◆ Task objective ◆
Copy the lines below as they are; omit the images they contain.

◆ Data for processing ◆
╔══

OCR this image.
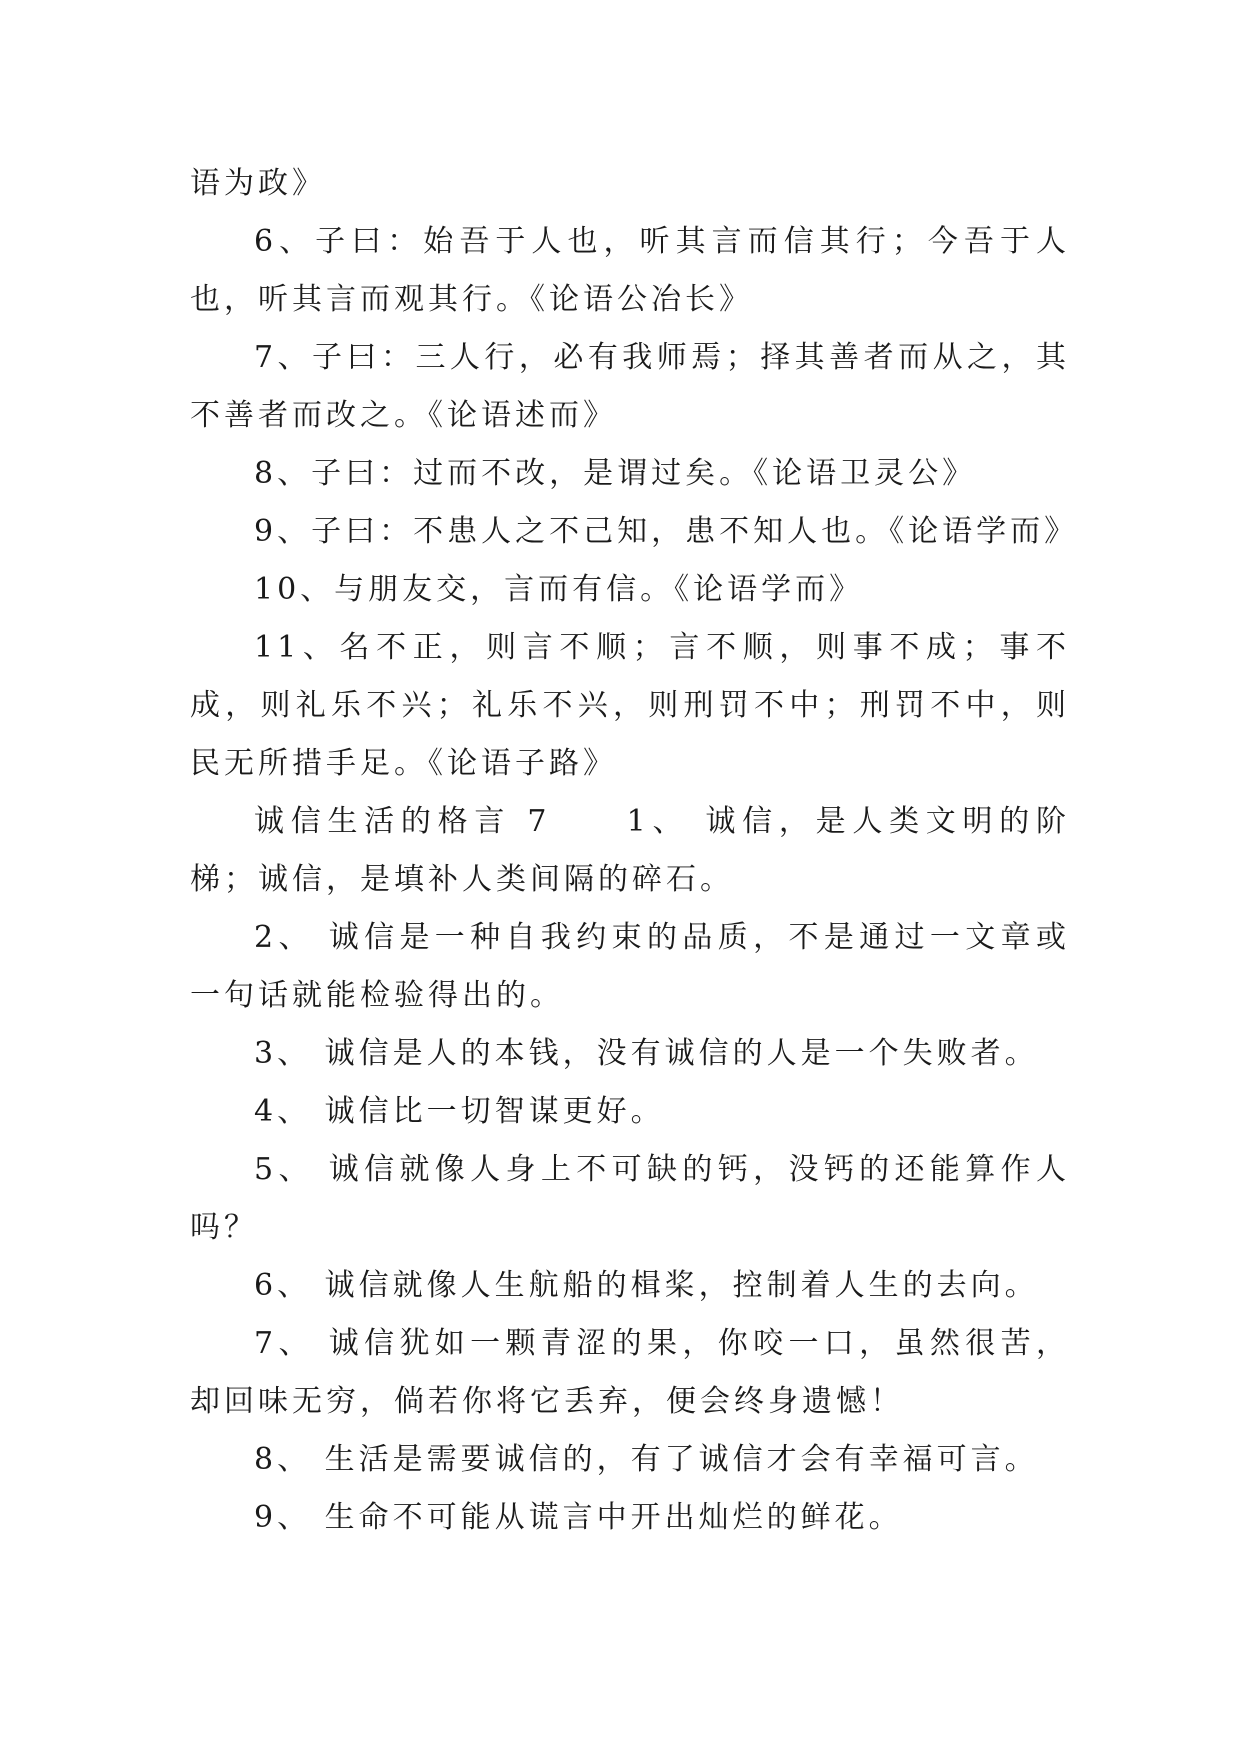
语为政》

6、子曰：始吾于人也，听其言而信其行；今吾于人也，听其言而观其行。《论语公冶长》

7、子曰：三人行，必有我师焉；择其善者而从之，其不善者而改之。《论语述而》

8、子曰：过而不改，是谓过矣。《论语卫灵公》

9、子曰：不患人之不己知，患不知人也。《论语学而》

10、与朋友交，言而有信。《论语学而》

11、名不正，则言不顺；言不顺，则事不成；事不成，则礼乐不兴；礼乐不兴，则刑罚不中；刑罚不中，则民无所措手足。《论语子路》

诚信生活的格言 7　　1、 诚信，是人类文明的阶梯；诚信，是填补人类间隔的碎石。

2、 诚信是一种自我约束的品质，不是通过一文章或一句话就能检验得出的。

3、 诚信是人的本钱，没有诚信的人是一个失败者。

4、 诚信比一切智谋更好。

5、 诚信就像人身上不可缺的钙，没钙的还能算作人吗？

6、 诚信就像人生航船的楫桨，控制着人生的去向。

7、 诚信犹如一颗青涩的果，你咬一口，虽然很苦，却回味无穷，倘若你将它丢弃，便会终身遗憾！

8、 生活是需要诚信的，有了诚信才会有幸福可言。

9、 生命不可能从谎言中开出灿烂的鲜花。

╚══

◆ Task result ◆
OCR this image.
语为政》

6、子曰：始吾于人也，听其言而信其行；今吾于人也，听其言而观其行。《论语公冶长》

7、子曰：三人行，必有我师焉；择其善者而从之，其不善者而改之。《论语述而》

8、子曰：过而不改，是谓过矣。《论语卫灵公》

9、子曰：不患人之不己知，患不知人也。《论语学而》

10、与朋友交，言而有信。《论语学而》

11、名不正，则言不顺；言不顺，则事不成；事不成，则礼乐不兴；礼乐不兴，则刑罚不中；刑罚不中，则民无所措手足。《论语子路》

诚信生活的格言 7　　1、 诚信，是人类文明的阶梯；诚信，是填补人类间隔的碎石。

2、 诚信是一种自我约束的品质，不是通过一文章或一句话就能检验得出的。

3、 诚信是人的本钱，没有诚信的人是一个失败者。

4、 诚信比一切智谋更好。

5、 诚信就像人身上不可缺的钙，没钙的还能算作人吗？

6、 诚信就像人生航船的楫桨，控制着人生的去向。

7、 诚信犹如一颗青涩的果，你咬一口，虽然很苦，却回味无穷，倘若你将它丢弃，便会终身遗憾！

8、 生活是需要诚信的，有了诚信才会有幸福可言。

9、 生命不可能从谎言中开出灿烂的鲜花。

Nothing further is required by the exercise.